- What the task asks -
What follows is a set of records; repeat all of them exactly.

Rows from a dataset:

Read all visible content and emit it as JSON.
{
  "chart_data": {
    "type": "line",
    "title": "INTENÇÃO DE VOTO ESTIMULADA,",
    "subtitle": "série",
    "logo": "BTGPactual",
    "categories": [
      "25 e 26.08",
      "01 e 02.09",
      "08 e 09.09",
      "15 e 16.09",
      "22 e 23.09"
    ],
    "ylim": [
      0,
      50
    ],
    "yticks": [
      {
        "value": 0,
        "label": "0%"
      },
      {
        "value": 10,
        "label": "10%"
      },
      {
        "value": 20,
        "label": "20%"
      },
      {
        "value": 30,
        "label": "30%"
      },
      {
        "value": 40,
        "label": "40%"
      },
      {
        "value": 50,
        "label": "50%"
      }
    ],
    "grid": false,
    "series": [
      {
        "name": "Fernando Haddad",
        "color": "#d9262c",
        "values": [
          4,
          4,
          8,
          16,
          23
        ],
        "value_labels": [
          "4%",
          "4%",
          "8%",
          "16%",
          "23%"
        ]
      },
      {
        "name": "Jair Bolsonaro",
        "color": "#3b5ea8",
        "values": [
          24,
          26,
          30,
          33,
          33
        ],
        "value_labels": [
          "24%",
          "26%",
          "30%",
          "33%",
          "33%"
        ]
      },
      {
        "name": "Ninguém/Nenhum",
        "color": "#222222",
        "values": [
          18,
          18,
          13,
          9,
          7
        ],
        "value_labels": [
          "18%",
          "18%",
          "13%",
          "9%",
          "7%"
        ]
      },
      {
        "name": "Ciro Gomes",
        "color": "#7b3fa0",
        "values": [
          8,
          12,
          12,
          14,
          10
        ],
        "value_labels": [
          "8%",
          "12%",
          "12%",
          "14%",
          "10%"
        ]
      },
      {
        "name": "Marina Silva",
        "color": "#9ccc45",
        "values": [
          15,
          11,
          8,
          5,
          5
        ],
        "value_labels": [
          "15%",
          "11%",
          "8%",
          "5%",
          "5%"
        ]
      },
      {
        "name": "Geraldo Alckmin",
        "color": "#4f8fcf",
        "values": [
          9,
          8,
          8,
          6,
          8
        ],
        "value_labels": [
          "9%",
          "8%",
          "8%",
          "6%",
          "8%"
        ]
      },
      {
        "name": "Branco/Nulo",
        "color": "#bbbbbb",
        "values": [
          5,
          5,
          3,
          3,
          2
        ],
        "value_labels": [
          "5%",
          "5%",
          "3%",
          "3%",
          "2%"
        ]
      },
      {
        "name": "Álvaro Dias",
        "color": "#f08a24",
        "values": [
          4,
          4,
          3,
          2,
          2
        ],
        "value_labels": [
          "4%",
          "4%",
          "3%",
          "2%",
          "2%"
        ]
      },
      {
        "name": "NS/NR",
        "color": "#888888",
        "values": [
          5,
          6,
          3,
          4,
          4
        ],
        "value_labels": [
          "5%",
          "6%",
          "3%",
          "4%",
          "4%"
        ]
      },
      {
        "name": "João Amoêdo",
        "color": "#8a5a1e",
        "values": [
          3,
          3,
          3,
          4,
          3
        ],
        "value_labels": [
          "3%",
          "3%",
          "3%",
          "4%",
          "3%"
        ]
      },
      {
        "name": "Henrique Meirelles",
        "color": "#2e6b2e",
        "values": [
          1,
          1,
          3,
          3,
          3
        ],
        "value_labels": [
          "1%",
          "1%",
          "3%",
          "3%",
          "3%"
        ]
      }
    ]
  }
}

- Solution to the exercise -
Read all visible content and emit it as JSON.
{
  "chart_data": {
    "type": "line",
    "title": "INTENÇÃO DE VOTO ESTIMULADA,",
    "subtitle": "série",
    "logo": "BTGPactual",
    "categories": [
      "25 e 26.08",
      "01 e 02.09",
      "08 e 09.09",
      "15 e 16.09",
      "22 e 23.09"
    ],
    "ylim": [
      0,
      50
    ],
    "yticks": [
      {
        "value": 0,
        "label": "0%"
      },
      {
        "value": 10,
        "label": "10%"
      },
      {
        "value": 20,
        "label": "20%"
      },
      {
        "value": 30,
        "label": "30%"
      },
      {
        "value": 40,
        "label": "40%"
      },
      {
        "value": 50,
        "label": "50%"
      }
    ],
    "grid": false,
    "series": [
      {
        "name": "Fernando Haddad",
        "color": "#d9262c",
        "values": [
          4,
          4,
          8,
          16,
          23
        ],
        "value_labels": [
          "4%",
          "4%",
          "8%",
          "16%",
          "23%"
        ]
      },
      {
        "name": "Jair Bolsonaro",
        "color": "#3b5ea8",
        "values": [
          24,
          26,
          30,
          33,
          33
        ],
        "value_labels": [
          "24%",
          "26%",
          "30%",
          "33%",
          "33%"
        ]
      },
      {
        "name": "Ninguém/Nenhum",
        "color": "#222222",
        "values": [
          18,
          18,
          13,
          9,
          7
        ],
        "value_labels": [
          "18%",
          "18%",
          "13%",
          "9%",
          "7%"
        ]
      },
      {
        "name": "Ciro Gomes",
        "color": "#7b3fa0",
        "values": [
          8,
          12,
          12,
          14,
          10
        ],
        "value_labels": [
          "8%",
          "12%",
          "12%",
          "14%",
          "10%"
        ]
      },
      {
        "name": "Marina Silva",
        "color": "#9ccc45",
        "values": [
          15,
          11,
          8,
          5,
          5
        ],
        "value_labels": [
          "15%",
          "11%",
          "8%",
          "5%",
          "5%"
        ]
      },
      {
        "name": "Geraldo Alckmin",
        "color": "#4f8fcf",
        "values": [
          9,
          8,
          8,
          6,
          8
        ],
        "value_labels": [
          "9%",
          "8%",
          "8%",
          "6%",
          "8%"
        ]
      },
      {
        "name": "Branco/Nulo",
        "color": "#bbbbbb",
        "values": [
          5,
          5,
          3,
          3,
          2
        ],
        "value_labels": [
          "5%",
          "5%",
          "3%",
          "3%",
          "2%"
        ]
      },
      {
        "name": "Álvaro Dias",
        "color": "#f08a24",
        "values": [
          4,
          4,
          3,
          2,
          2
        ],
        "value_labels": [
          "4%",
          "4%",
          "3%",
          "2%",
          "2%"
        ]
      },
      {
        "name": "NS/NR",
        "color": "#888888",
        "values": [
          5,
          6,
          3,
          4,
          4
        ],
        "value_labels": [
          "5%",
          "6%",
          "3%",
          "4%",
          "4%"
        ]
      },
      {
        "name": "João Amoêdo",
        "color": "#8a5a1e",
        "values": [
          3,
          3,
          3,
          4,
          3
        ],
        "value_labels": [
          "3%",
          "3%",
          "3%",
          "4%",
          "3%"
        ]
      },
      {
        "name": "Henrique Meirelles",
        "color": "#2e6b2e",
        "values": [
          1,
          1,
          3,
          3,
          3
        ],
        "value_labels": [
          "1%",
          "1%",
          "3%",
          "3%",
          "3%"
        ]
      }
    ]
  }
}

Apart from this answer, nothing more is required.